=== Extracted information ===

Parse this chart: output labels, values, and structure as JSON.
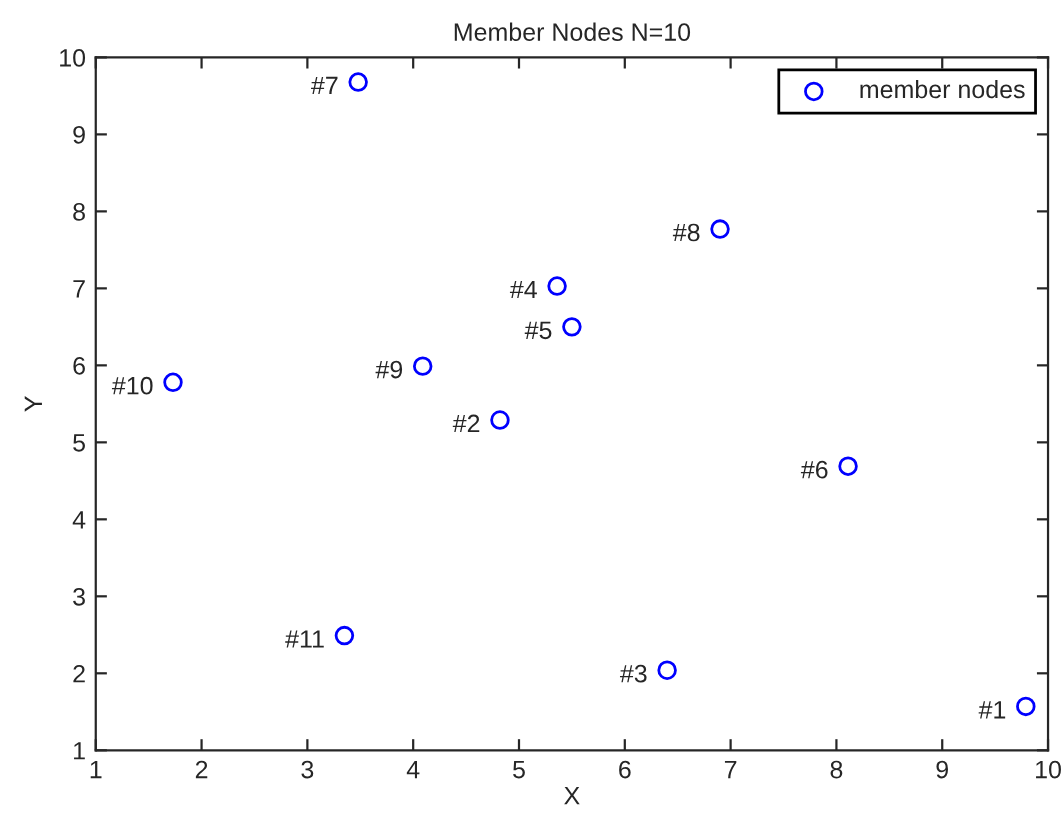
{
  "chart_data": {
    "type": "scatter",
    "title": "Member Nodes N=10",
    "xlabel": "X",
    "ylabel": "Y",
    "xlim": [
      1,
      10
    ],
    "ylim": [
      1,
      10
    ],
    "xticks": [
      1,
      2,
      3,
      4,
      5,
      6,
      7,
      8,
      9,
      10
    ],
    "yticks": [
      1,
      2,
      3,
      4,
      5,
      6,
      7,
      8,
      9,
      10
    ],
    "grid": false,
    "legend": "top right",
    "marker": "circle",
    "series": [
      {
        "name": "member nodes",
        "color": "#0000ff",
        "x": [
          9.79,
          4.82,
          6.4,
          5.36,
          5.5,
          8.11,
          3.48,
          6.9,
          4.09,
          1.73,
          3.35
        ],
        "values": [
          1.57,
          5.29,
          2.04,
          7.03,
          6.5,
          4.69,
          9.68,
          7.77,
          5.99,
          5.78,
          2.49
        ]
      }
    ],
    "annotations": [
      {
        "text": "#1",
        "x": 9.79,
        "y": 1.57
      },
      {
        "text": "#2",
        "x": 4.82,
        "y": 5.29
      },
      {
        "text": "#3",
        "x": 6.4,
        "y": 2.04
      },
      {
        "text": "#4",
        "x": 5.36,
        "y": 7.03
      },
      {
        "text": "#5",
        "x": 5.5,
        "y": 6.5
      },
      {
        "text": "#6",
        "x": 8.11,
        "y": 4.69
      },
      {
        "text": "#7",
        "x": 3.48,
        "y": 9.68
      },
      {
        "text": "#8",
        "x": 6.9,
        "y": 7.77
      },
      {
        "text": "#9",
        "x": 4.09,
        "y": 5.99
      },
      {
        "text": "#10",
        "x": 1.73,
        "y": 5.78
      },
      {
        "text": "#11",
        "x": 3.35,
        "y": 2.49
      }
    ]
  }
}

===

Task to complete
Lines containing the string "values" are to be selected and copied.

Solved exercise
Parse this chart: output labels, values, and structure as JSON.
        "values": [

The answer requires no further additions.